▼

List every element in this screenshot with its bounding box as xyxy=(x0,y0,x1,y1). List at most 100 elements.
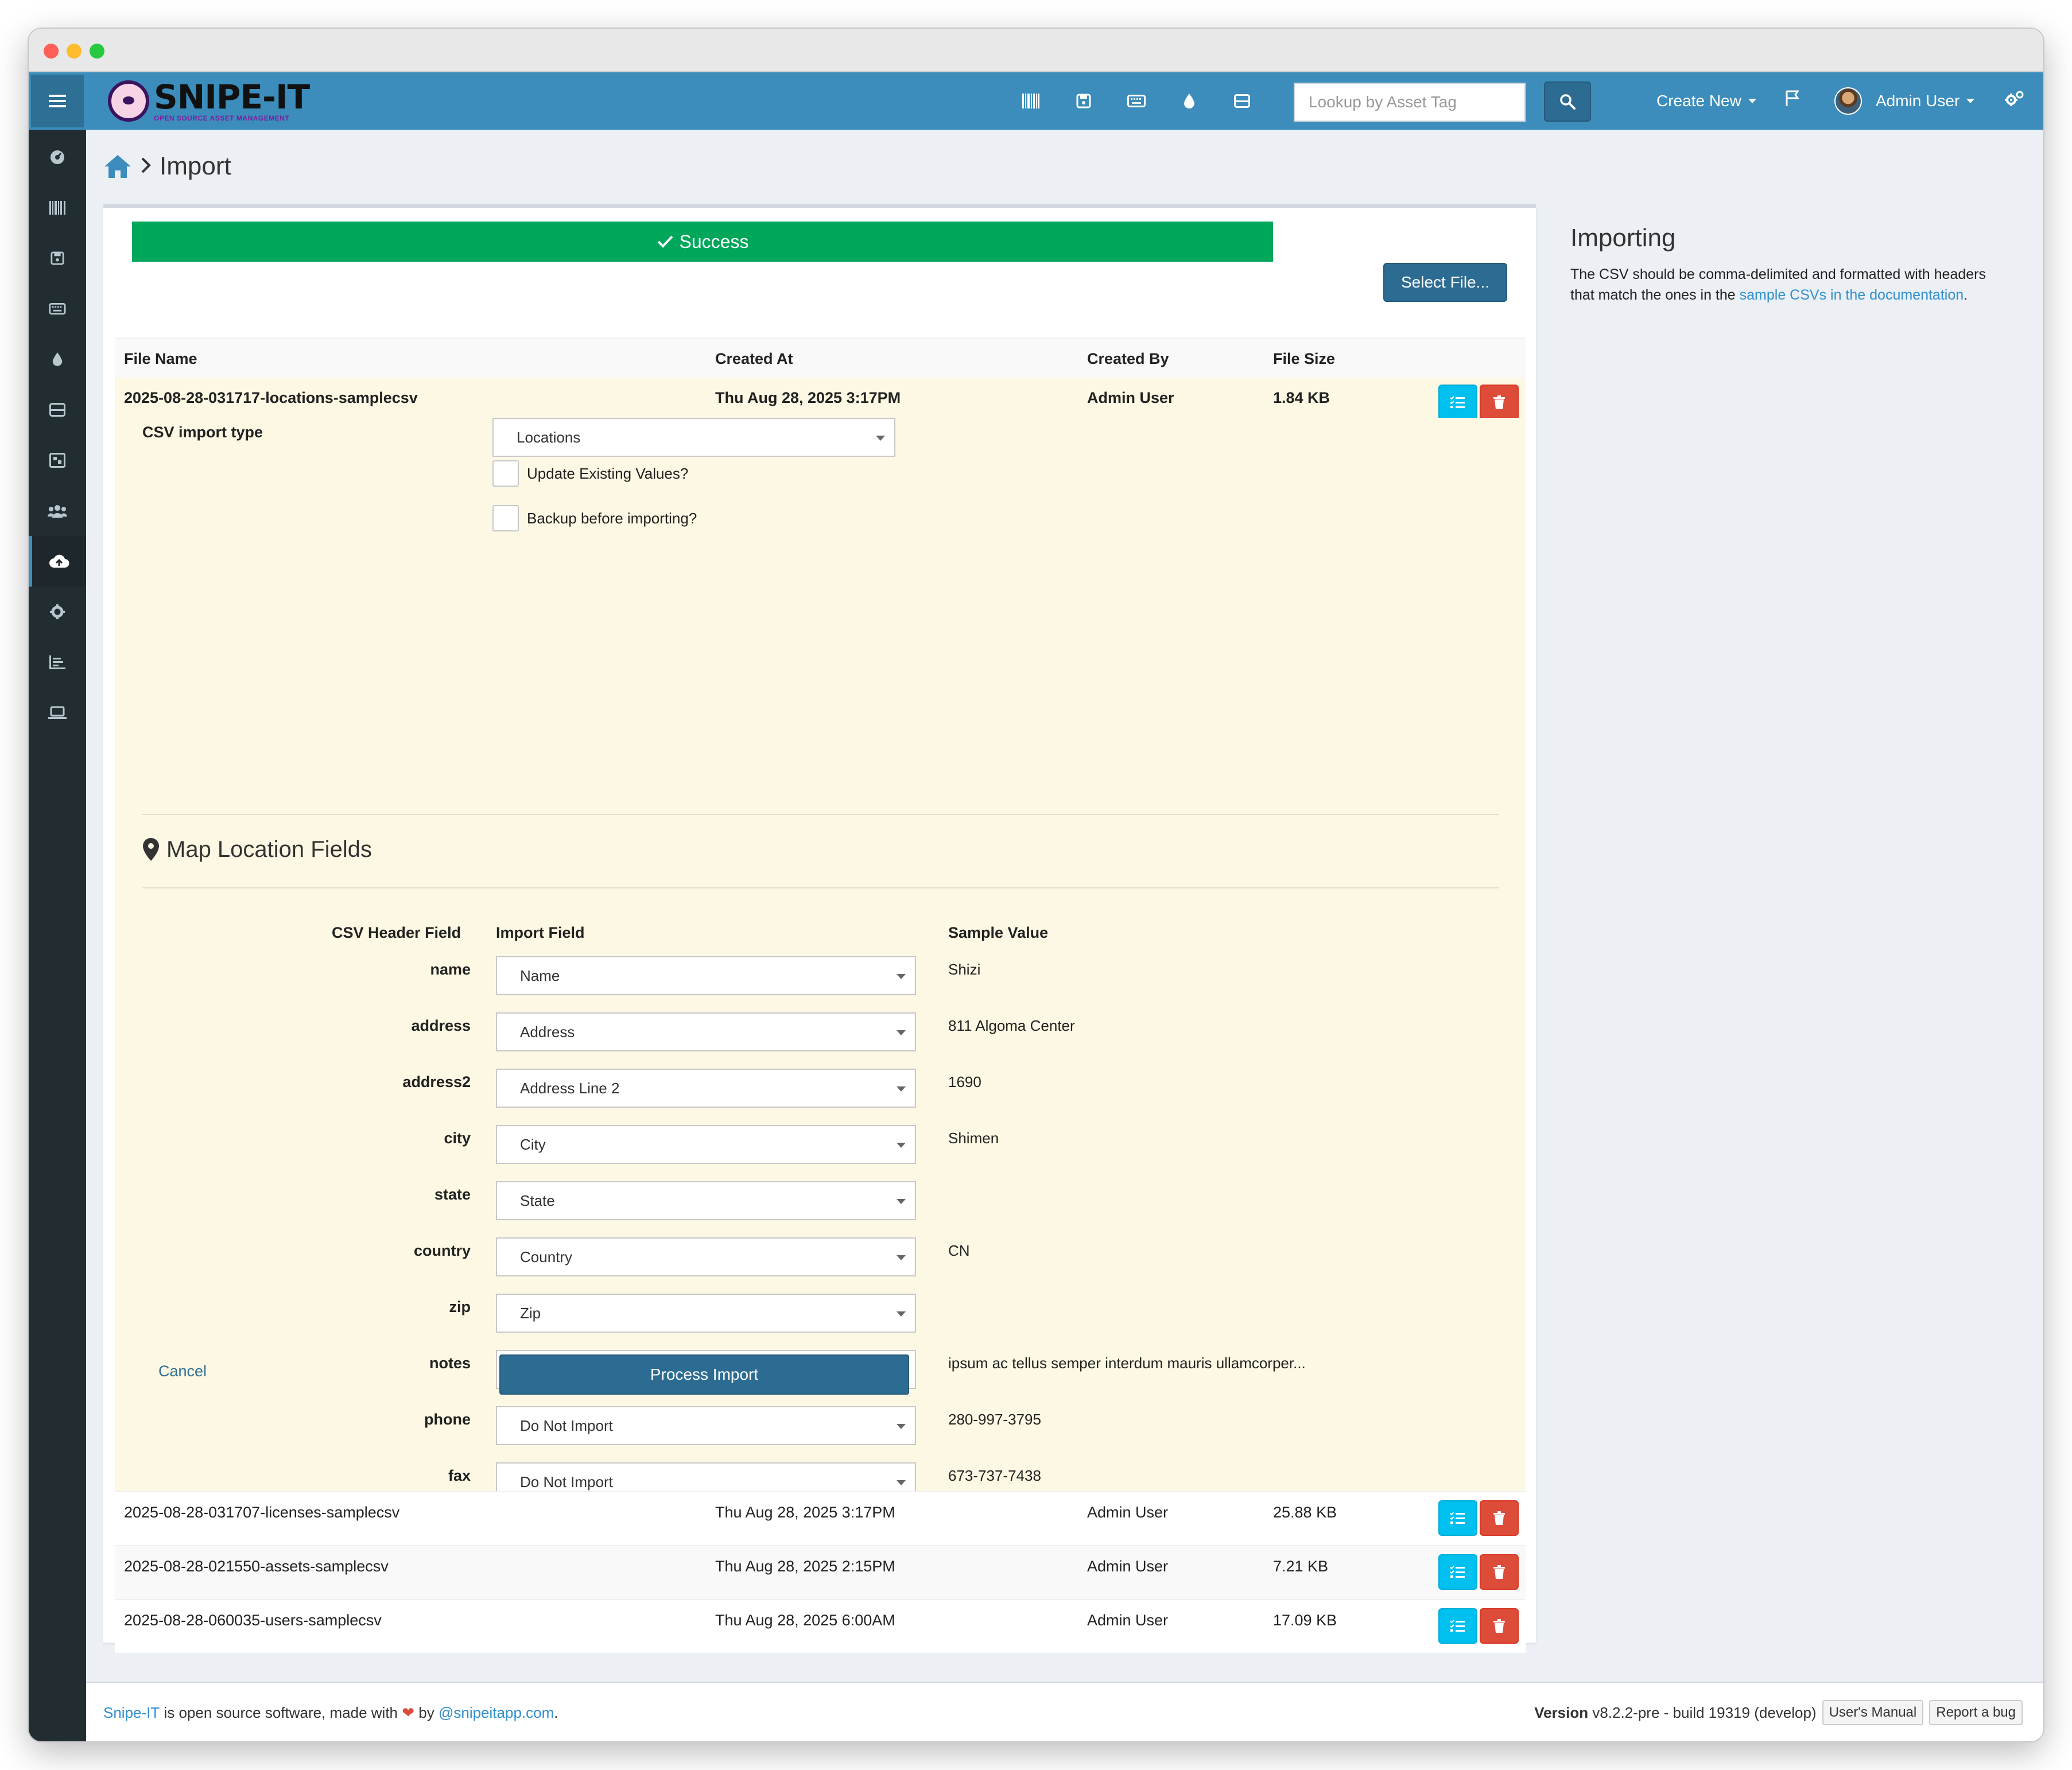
import-field-select[interactable]: Address Line 2 xyxy=(496,1069,916,1108)
table-row[interactable]: 2025-08-28-031707-licenses-samplecsv Thu … xyxy=(115,1491,1526,1545)
map-fields-title-text: Map Location Fields xyxy=(166,836,372,862)
import-field-select[interactable]: Zip xyxy=(496,1294,916,1333)
import-field-select[interactable]: Country xyxy=(496,1237,916,1276)
cancel-link[interactable]: Cancel xyxy=(158,1363,207,1380)
update-existing-checkbox[interactable] xyxy=(492,460,519,487)
users-manual-button[interactable]: User's Manual xyxy=(1822,1700,1924,1725)
process-file-button[interactable] xyxy=(1438,1500,1477,1536)
sample-value: 280-997-3795 xyxy=(948,1411,1041,1428)
hamburger-icon xyxy=(49,95,66,107)
maximize-window-button[interactable] xyxy=(90,44,104,59)
process-file-button[interactable] xyxy=(1438,1608,1477,1644)
csv-header-label: name xyxy=(430,961,471,978)
import-field-select[interactable]: Name xyxy=(496,956,916,995)
asset-tag-search-input[interactable]: Lookup by Asset Tag xyxy=(1294,83,1526,122)
accessory-icon xyxy=(1127,95,1146,107)
trash-icon xyxy=(1493,1511,1505,1525)
nav-accessories-button[interactable] xyxy=(1110,72,1163,130)
csv-header-label: phone xyxy=(424,1411,471,1428)
search-button[interactable] xyxy=(1544,81,1591,122)
sample-value: ipsum ac tellus semper interdum mauris u… xyxy=(948,1354,1306,1372)
settings-icon xyxy=(50,604,65,619)
list-check-icon xyxy=(1450,1620,1465,1632)
process-import-button[interactable]: Process Import xyxy=(499,1354,909,1395)
sidebar-toggle-button[interactable] xyxy=(31,75,84,127)
sidebar-item-assets[interactable] xyxy=(29,183,86,233)
nav-components-button[interactable] xyxy=(1216,72,1268,130)
requestable-icon xyxy=(48,706,67,719)
brand-subtitle: OPEN SOURCE ASSET MANAGEMENT xyxy=(154,114,290,122)
success-progress-bar: Success xyxy=(132,222,1273,262)
size-cell: 25.88 KB xyxy=(1273,1503,1337,1521)
csv-import-type-select[interactable]: Locations xyxy=(492,418,895,457)
alerts-button[interactable] xyxy=(1785,90,1800,110)
created-at-cell: Thu Aug 28, 2025 2:15PM xyxy=(715,1557,895,1575)
sample-value: Shimen xyxy=(948,1129,999,1147)
sample-value-heading: Sample Value xyxy=(948,924,1049,941)
nav-licenses-button[interactable] xyxy=(1057,72,1110,130)
sidebar-item-import[interactable] xyxy=(29,536,86,587)
table-row[interactable]: 2025-08-28-021550-assets-samplecsv Thu Au… xyxy=(115,1545,1526,1599)
map-marker-icon xyxy=(143,838,159,861)
sidebar-item-reports[interactable] xyxy=(29,637,86,688)
sample-value: 1690 xyxy=(948,1073,981,1090)
import-field-select[interactable]: State xyxy=(496,1181,916,1220)
delete-file-button[interactable] xyxy=(1480,1608,1519,1644)
table-row[interactable]: 2025-08-28-060035-users-samplecsv Thu Aug… xyxy=(115,1599,1526,1653)
csv-header-label: address2 xyxy=(402,1073,471,1090)
import-field-select[interactable]: Do Not Import xyxy=(496,1406,916,1445)
top-navbar: SNIPE-IT OPEN SOURCE ASSET MANAGEMENT Lo… xyxy=(29,72,2043,130)
close-window-button[interactable] xyxy=(44,44,59,59)
admin-settings-button[interactable] xyxy=(2004,90,2025,111)
sidebar-item-people[interactable] xyxy=(29,486,86,536)
search-icon xyxy=(1560,94,1576,110)
column-created-at: Created At xyxy=(715,350,793,367)
snipeitapp-link[interactable]: @snipeitapp.com xyxy=(439,1704,554,1722)
kits-icon xyxy=(49,453,65,468)
window-titlebar xyxy=(29,29,2043,72)
select-file-button[interactable]: Select File... xyxy=(1383,263,1507,302)
backup-before-import-checkbox[interactable] xyxy=(492,505,519,531)
csv-header-label: address xyxy=(411,1017,471,1034)
csv-header-label: zip xyxy=(449,1298,471,1315)
process-file-button[interactable] xyxy=(1438,385,1477,420)
delete-file-button[interactable] xyxy=(1480,385,1519,420)
sidebar-item-requestable[interactable] xyxy=(29,688,86,738)
trash-icon xyxy=(1493,1619,1505,1633)
sidebar-item-accessories[interactable] xyxy=(29,284,86,334)
components-icon xyxy=(49,403,65,417)
brand-logo[interactable]: SNIPE-IT OPEN SOURCE ASSET MANAGEMENT xyxy=(108,77,310,122)
sidebar-item-components[interactable] xyxy=(29,385,86,435)
minimize-window-button[interactable] xyxy=(67,44,82,59)
sidebar-item-kits[interactable] xyxy=(29,435,86,486)
page-title: Import xyxy=(160,152,231,180)
table-row-active[interactable]: 2025-08-28-031717-locations-samplecsv Th… xyxy=(115,378,1526,420)
sample-csvs-link[interactable]: sample CSVs in the documentation xyxy=(1740,287,1964,303)
list-check-icon xyxy=(1450,1512,1465,1524)
avatar[interactable] xyxy=(1834,87,1862,115)
backup-before-import-label: Backup before importing? xyxy=(527,510,697,527)
sidebar-item-consumables[interactable] xyxy=(29,334,86,385)
home-icon[interactable] xyxy=(103,154,132,179)
sidebar-item-dashboard[interactable] xyxy=(29,132,86,183)
report-bug-button[interactable]: Report a bug xyxy=(1929,1700,2023,1725)
create-new-dropdown[interactable]: Create New xyxy=(1656,72,1756,130)
delete-file-button[interactable] xyxy=(1480,1500,1519,1536)
delete-file-button[interactable] xyxy=(1480,1554,1519,1590)
sidebar-item-settings[interactable] xyxy=(29,587,86,637)
import-field-select[interactable]: Address xyxy=(496,1012,916,1051)
process-file-button[interactable] xyxy=(1438,1554,1477,1590)
footer-credits: Snipe-IT is open source software, made w… xyxy=(103,1683,558,1741)
check-icon xyxy=(657,235,673,248)
import-icon xyxy=(49,554,69,568)
user-menu-dropdown[interactable]: Admin User xyxy=(1876,72,1975,130)
update-existing-label: Update Existing Values? xyxy=(527,465,689,482)
snipe-it-link[interactable]: Snipe-IT xyxy=(103,1704,160,1722)
nav-consumables-button[interactable] xyxy=(1163,72,1216,130)
footer-text-middle: is open source software, made with xyxy=(160,1703,402,1721)
sidebar-item-licenses[interactable] xyxy=(29,233,86,284)
brand-name: SNIPE-IT xyxy=(154,77,310,117)
help-title: Importing xyxy=(1570,224,1676,252)
nav-assets-button[interactable] xyxy=(1004,72,1057,130)
import-field-select[interactable]: City xyxy=(496,1125,916,1164)
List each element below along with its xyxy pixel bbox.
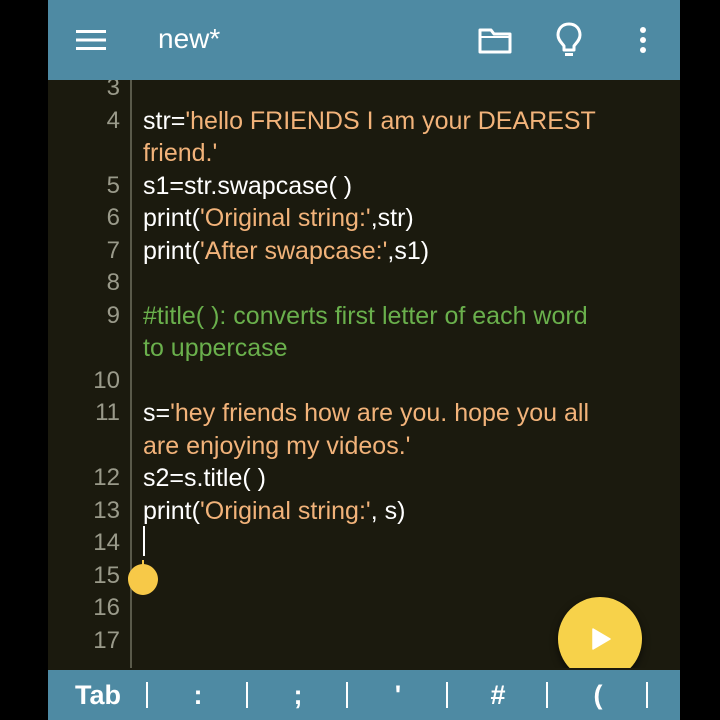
symbol-key[interactable]: ' <box>358 670 438 720</box>
code-row: 12 s2=s.title( ) <box>48 462 680 494</box>
code-row: 9 #title( ): converts first letter of eac… <box>48 300 680 332</box>
code-area[interactable]: 3 4 str='hello FRIENDS I am your DEAREST fr… <box>48 80 680 668</box>
code-editor-app: new* 3 4 str='hello FRIENDS I am your DEAR… <box>48 0 680 720</box>
code-row: are enjoying my videos.' <box>48 430 680 462</box>
hint-button[interactable] <box>545 16 593 64</box>
code-text: s='hey friends how are you. hope you all <box>143 399 590 427</box>
line-number: 16 <box>93 594 120 621</box>
text-cursor <box>143 526 145 556</box>
code-row: 3 <box>48 80 680 104</box>
line-number: 8 <box>106 269 120 296</box>
code-text: to uppercase <box>143 334 288 362</box>
code-row: 5 s1=str.swapcase( ) <box>48 170 680 202</box>
line-number: 3 <box>106 80 120 101</box>
symbol-key[interactable]: # <box>458 670 538 720</box>
more-vert-icon <box>640 27 646 53</box>
folder-icon <box>478 28 512 54</box>
code-row: 11 s='hey friends how are you. hope you a… <box>48 397 680 429</box>
line-number: 9 <box>106 301 120 329</box>
code-row: 6 print('Original string:',str) <box>48 202 680 234</box>
code-row: 8 <box>48 267 680 299</box>
lightbulb-icon <box>556 22 582 56</box>
line-number: 14 <box>93 529 120 556</box>
line-number: 15 <box>93 561 120 589</box>
code-text: print('Original string:', s) <box>143 496 406 525</box>
line-number: 13 <box>93 496 120 524</box>
code-text: are enjoying my videos.' <box>143 431 411 460</box>
symbol-bar: Tab:; ' # ( <box>48 670 680 720</box>
symbol-key[interactable]: : <box>158 670 238 720</box>
cursor-handle-icon[interactable] <box>128 560 158 596</box>
code-row: friend.' <box>48 137 680 169</box>
code-row: 13 print('Original string:', s) <box>48 495 680 527</box>
more-options-button[interactable] <box>619 16 667 64</box>
code-text: s2=s.title( ) <box>143 464 266 492</box>
code-text: s1=str.swapcase( ) <box>143 171 353 200</box>
code-text: friend.' <box>143 139 218 167</box>
key-separator <box>546 682 548 708</box>
open-folder-button[interactable] <box>471 16 519 64</box>
menu-button[interactable] <box>67 16 115 64</box>
code-text: str='hello FRIENDS I am your DEAREST <box>143 106 596 135</box>
code-row: 4 str='hello FRIENDS I am your DEAREST <box>48 105 680 137</box>
key-separator <box>446 682 448 708</box>
symbol-key[interactable]: ; <box>258 670 338 720</box>
code-row: 7 print('After swapcase:',s1) <box>48 235 680 267</box>
top-toolbar: new* <box>48 0 680 80</box>
key-separator <box>346 682 348 708</box>
key-separator <box>246 682 248 708</box>
code-row: to uppercase <box>48 332 680 364</box>
code-text: print('Original string:',str) <box>143 204 414 232</box>
line-number: 6 <box>106 204 120 231</box>
line-number: 7 <box>106 236 120 264</box>
menu-icon <box>76 30 106 50</box>
file-title: new* <box>158 23 221 54</box>
code-text: #title( ): converts first letter of each… <box>143 301 588 330</box>
symbol-key[interactable]: Tab <box>58 670 138 720</box>
line-number: 10 <box>93 366 120 394</box>
code-row: 10 <box>48 365 680 397</box>
key-separator <box>146 682 148 708</box>
play-icon <box>592 628 611 650</box>
symbol-key[interactable]: ( <box>558 670 638 720</box>
line-number: 11 <box>95 399 120 426</box>
line-number: 12 <box>93 464 120 491</box>
code-text: print('After swapcase:',s1) <box>143 236 430 265</box>
line-number: 5 <box>106 171 120 199</box>
line-number: 17 <box>93 626 120 654</box>
key-separator <box>646 682 648 708</box>
line-number: 4 <box>106 106 120 134</box>
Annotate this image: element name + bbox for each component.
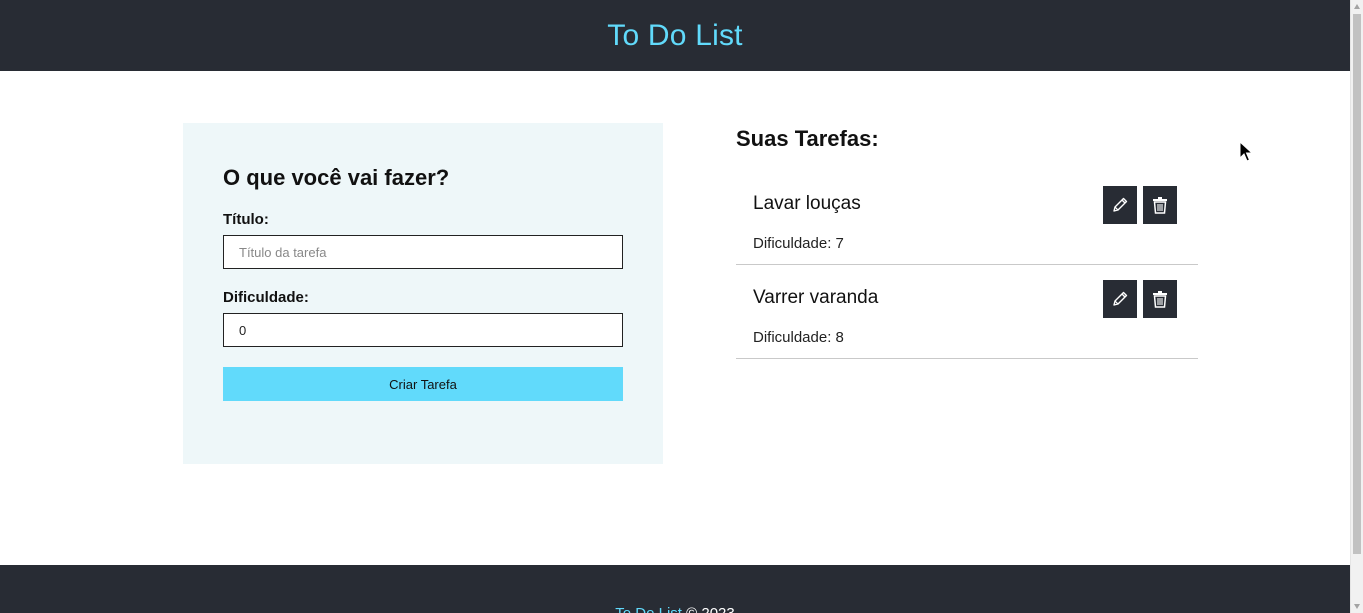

▲

* [Task details]: Format the stretch from the line containing "symbol-key[interactable]: ' <box>358" through the line containing "code-text: s='hey friends" as a JSON list of strings, one string per line, omitting any blank lines.

* [Written reply]:
[
  "symbol-key[interactable]: ' <box>358 670 438 720</box>",
  "code-row: 12 s2=s.title( ) <box>48 462 680 494</box>",
  "code-row: 9 #title( ): converts first letter of eac… <box>48 300 680 332</box>",
  "code-area[interactable]: 3 4 str='hello FRIENDS I am your DEAREST fr… <box>48 80 680 668</box>",
  "code-editor-app: new* 3 4 str='hello FRIENDS I am your DEAR… <box>48 0 680 720</box>",
  "code-row: are enjoying my videos.' <box>48 430 680 462</box>",
  "hint-button[interactable] <box>545 16 593 64</box>",
  "code-text: s='hey friends how are you. hope you all <box>143 399 590 427</box>"
]